Exercise description -
Render the lines of each item below as a numbered list, dropping any blank lines.

::: Data provided

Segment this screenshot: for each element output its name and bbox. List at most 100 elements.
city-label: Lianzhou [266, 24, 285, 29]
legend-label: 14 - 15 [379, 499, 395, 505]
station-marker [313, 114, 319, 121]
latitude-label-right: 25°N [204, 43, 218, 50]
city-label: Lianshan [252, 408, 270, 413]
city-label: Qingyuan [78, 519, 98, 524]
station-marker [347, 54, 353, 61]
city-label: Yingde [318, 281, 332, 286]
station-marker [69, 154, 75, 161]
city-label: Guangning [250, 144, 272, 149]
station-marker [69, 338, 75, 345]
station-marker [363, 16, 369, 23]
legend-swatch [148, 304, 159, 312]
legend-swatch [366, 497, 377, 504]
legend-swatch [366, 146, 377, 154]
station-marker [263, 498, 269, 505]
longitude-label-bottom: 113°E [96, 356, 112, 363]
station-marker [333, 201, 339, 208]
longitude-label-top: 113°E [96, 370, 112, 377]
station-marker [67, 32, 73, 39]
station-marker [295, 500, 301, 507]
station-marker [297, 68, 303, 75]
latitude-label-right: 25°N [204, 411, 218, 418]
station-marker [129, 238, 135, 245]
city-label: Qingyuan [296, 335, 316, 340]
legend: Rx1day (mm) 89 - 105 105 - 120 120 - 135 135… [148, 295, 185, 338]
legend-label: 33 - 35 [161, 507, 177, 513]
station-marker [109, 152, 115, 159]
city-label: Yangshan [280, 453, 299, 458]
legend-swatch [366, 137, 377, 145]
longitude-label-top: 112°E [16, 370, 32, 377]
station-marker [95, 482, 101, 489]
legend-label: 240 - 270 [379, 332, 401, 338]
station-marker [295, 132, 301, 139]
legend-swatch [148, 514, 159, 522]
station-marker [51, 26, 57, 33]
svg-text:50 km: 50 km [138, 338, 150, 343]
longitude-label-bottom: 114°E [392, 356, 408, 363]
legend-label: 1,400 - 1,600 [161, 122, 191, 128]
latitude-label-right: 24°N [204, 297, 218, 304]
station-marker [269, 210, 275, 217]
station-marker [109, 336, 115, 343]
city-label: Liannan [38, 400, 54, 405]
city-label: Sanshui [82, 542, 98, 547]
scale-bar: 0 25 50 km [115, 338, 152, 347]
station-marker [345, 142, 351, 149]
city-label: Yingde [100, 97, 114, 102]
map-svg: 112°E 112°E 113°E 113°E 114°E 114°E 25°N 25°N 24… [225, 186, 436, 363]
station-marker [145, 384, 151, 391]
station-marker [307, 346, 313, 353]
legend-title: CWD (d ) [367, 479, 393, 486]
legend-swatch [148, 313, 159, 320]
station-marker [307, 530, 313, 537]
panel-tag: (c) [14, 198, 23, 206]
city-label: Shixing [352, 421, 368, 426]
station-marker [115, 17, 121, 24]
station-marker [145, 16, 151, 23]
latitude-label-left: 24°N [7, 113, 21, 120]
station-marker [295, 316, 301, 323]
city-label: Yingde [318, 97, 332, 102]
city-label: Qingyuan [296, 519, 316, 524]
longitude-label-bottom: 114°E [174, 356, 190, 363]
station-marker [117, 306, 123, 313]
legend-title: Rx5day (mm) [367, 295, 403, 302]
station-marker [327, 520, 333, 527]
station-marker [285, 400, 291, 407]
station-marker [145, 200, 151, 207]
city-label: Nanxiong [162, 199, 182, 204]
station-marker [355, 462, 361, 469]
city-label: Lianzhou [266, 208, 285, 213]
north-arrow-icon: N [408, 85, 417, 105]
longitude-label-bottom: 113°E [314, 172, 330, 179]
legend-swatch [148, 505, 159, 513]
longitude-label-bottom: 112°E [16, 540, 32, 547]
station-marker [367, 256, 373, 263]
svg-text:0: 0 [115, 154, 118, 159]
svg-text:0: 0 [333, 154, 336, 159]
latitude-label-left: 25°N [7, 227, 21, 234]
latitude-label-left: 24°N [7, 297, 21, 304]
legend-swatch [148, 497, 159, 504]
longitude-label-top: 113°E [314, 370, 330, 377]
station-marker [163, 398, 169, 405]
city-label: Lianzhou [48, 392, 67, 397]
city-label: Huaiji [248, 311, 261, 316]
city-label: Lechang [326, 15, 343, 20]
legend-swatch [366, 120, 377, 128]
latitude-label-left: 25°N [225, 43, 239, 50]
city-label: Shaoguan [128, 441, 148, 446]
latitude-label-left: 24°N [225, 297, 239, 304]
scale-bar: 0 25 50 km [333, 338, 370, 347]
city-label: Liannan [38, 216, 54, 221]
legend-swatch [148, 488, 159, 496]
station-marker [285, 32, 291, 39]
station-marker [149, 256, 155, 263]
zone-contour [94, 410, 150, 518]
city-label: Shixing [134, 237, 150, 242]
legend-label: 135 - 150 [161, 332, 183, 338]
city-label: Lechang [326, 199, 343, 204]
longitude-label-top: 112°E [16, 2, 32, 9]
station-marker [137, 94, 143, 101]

::::::

Output for this task -
1. Segment this screenshot: for each element output its name and bbox. List at most 100 elements.
2. city-label: Lianzhou [266, 24, 285, 29]
3. legend-label: 14 - 15 [379, 499, 395, 505]
4. station-marker [313, 114, 319, 121]
5. latitude-label-right: 25°N [204, 43, 218, 50]
6. city-label: Lianshan [252, 408, 270, 413]
7. city-label: Qingyuan [78, 519, 98, 524]
8. station-marker [347, 54, 353, 61]
9. city-label: Yingde [318, 281, 332, 286]
10. station-marker [69, 154, 75, 161]
11. city-label: Guangning [250, 144, 272, 149]
12. station-marker [69, 338, 75, 345]
13. station-marker [363, 16, 369, 23]
14. legend-swatch [148, 304, 159, 312]
15. legend-swatch [366, 497, 377, 504]
16. legend-swatch [366, 146, 377, 154]
17. station-marker [263, 498, 269, 505]
18. longitude-label-bottom: 113°E [96, 356, 112, 363]
19. station-marker [333, 201, 339, 208]
20. longitude-label-top: 113°E [96, 370, 112, 377]
21. station-marker [67, 32, 73, 39]
22. station-marker [295, 500, 301, 507]
23. station-marker [297, 68, 303, 75]
24. latitude-label-right: 25°N [204, 411, 218, 418]
25. station-marker [129, 238, 135, 245]
26. city-label: Qingyuan [296, 335, 316, 340]
27. legend: Rx1day (mm) 89 - 105 105 - 120 120 - 135 135… [148, 295, 185, 338]
28. legend-label: 33 - 35 [161, 507, 177, 513]
29. station-marker [109, 152, 115, 159]
30. city-label: Yangshan [280, 453, 299, 458]
31. legend-swatch [366, 137, 377, 145]
32. longitude-label-top: 112°E [16, 370, 32, 377]
33. station-marker [95, 482, 101, 489]
34. legend-label: 240 - 270 [379, 332, 401, 338]
35. station-marker [295, 132, 301, 139]
36. legend-swatch [148, 514, 159, 522]
37. station-marker [51, 26, 57, 33]
38. svg-text:50 km: 50 km [138, 338, 150, 343]
39. longitude-label-bottom: 114°E [392, 356, 408, 363]
40. legend-label: 1,400 - 1,600 [161, 122, 191, 128]
41. latitude-label-right: 24°N [204, 297, 218, 304]
42. station-marker [269, 210, 275, 217]
43. station-marker [109, 336, 115, 343]
44. city-label: Liannan [38, 400, 54, 405]
45. city-label: Sanshui [82, 542, 98, 547]
46. scale-bar: 0 25 50 km [115, 338, 152, 347]
47. station-marker [345, 142, 351, 149]
48. city-label: Yingde [100, 97, 114, 102]
49. map-svg: 112°E 112°E 113°E 113°E 114°E 114°E 25°N 25°N 24… [225, 186, 436, 363]
50. station-marker [145, 384, 151, 391]
51. station-marker [307, 346, 313, 353]
52. legend-title: CWD (d ) [367, 479, 393, 486]
53. legend-swatch [148, 313, 159, 320]
54. station-marker [307, 530, 313, 537]
55. panel-tag: (c) [14, 198, 23, 206]
56. city-label: Shixing [352, 421, 368, 426]
57. station-marker [115, 17, 121, 24]
58. station-marker [145, 16, 151, 23]
59. latitude-label-left: 24°N [7, 113, 21, 120]
60. station-marker [295, 316, 301, 323]
61. city-label: Yingde [318, 97, 332, 102]
62. city-label: Qingyuan [296, 519, 316, 524]
63. longitude-label-bottom: 114°E [174, 356, 190, 363]
64. station-marker [117, 306, 123, 313]
65. legend-title: Rx5day (mm) [367, 295, 403, 302]
66. station-marker [327, 520, 333, 527]
67. station-marker [285, 400, 291, 407]
68. station-marker [145, 200, 151, 207]
69. city-label: Nanxiong [162, 199, 182, 204]
70. station-marker [355, 462, 361, 469]
71. city-label: Lianzhou [266, 208, 285, 213]
72. north-arrow-icon: N [408, 85, 417, 105]
73. longitude-label-bottom: 113°E [314, 172, 330, 179]
74. legend-swatch [148, 505, 159, 513]
75. longitude-label-bottom: 112°E [16, 540, 32, 547]
76. station-marker [367, 256, 373, 263]
77. svg-text:0: 0 [115, 154, 118, 159]
78. svg-text:0: 0 [333, 154, 336, 159]
79. latitude-label-left: 25°N [7, 227, 21, 234]
80. latitude-label-left: 24°N [7, 297, 21, 304]
81. legend-swatch [148, 497, 159, 504]
82. longitude-label-top: 113°E [314, 370, 330, 377]
83. station-marker [163, 398, 169, 405]
84. city-label: Lianzhou [48, 392, 67, 397]
85. city-label: Huaiji [248, 311, 261, 316]
86. city-label: Lechang [326, 15, 343, 20]
87. legend-swatch [366, 120, 377, 128]
88. latitude-label-left: 25°N [225, 43, 239, 50]
89. city-label: Shaoguan [128, 441, 148, 446]
90. latitude-label-left: 24°N [225, 297, 239, 304]
91. scale-bar: 0 25 50 km [333, 338, 370, 347]
92. city-label: Liannan [38, 216, 54, 221]
93. legend-swatch [148, 488, 159, 496]
94. station-marker [285, 32, 291, 39]
95. station-marker [149, 256, 155, 263]
96. zone-contour [94, 410, 150, 518]
97. city-label: Shixing [134, 237, 150, 242]
98. legend-label: 135 - 150 [161, 332, 183, 338]
99. city-label: Lechang [326, 199, 343, 204]
100. longitude-label-top: 112°E [16, 2, 32, 9]
101. station-marker [137, 94, 143, 101]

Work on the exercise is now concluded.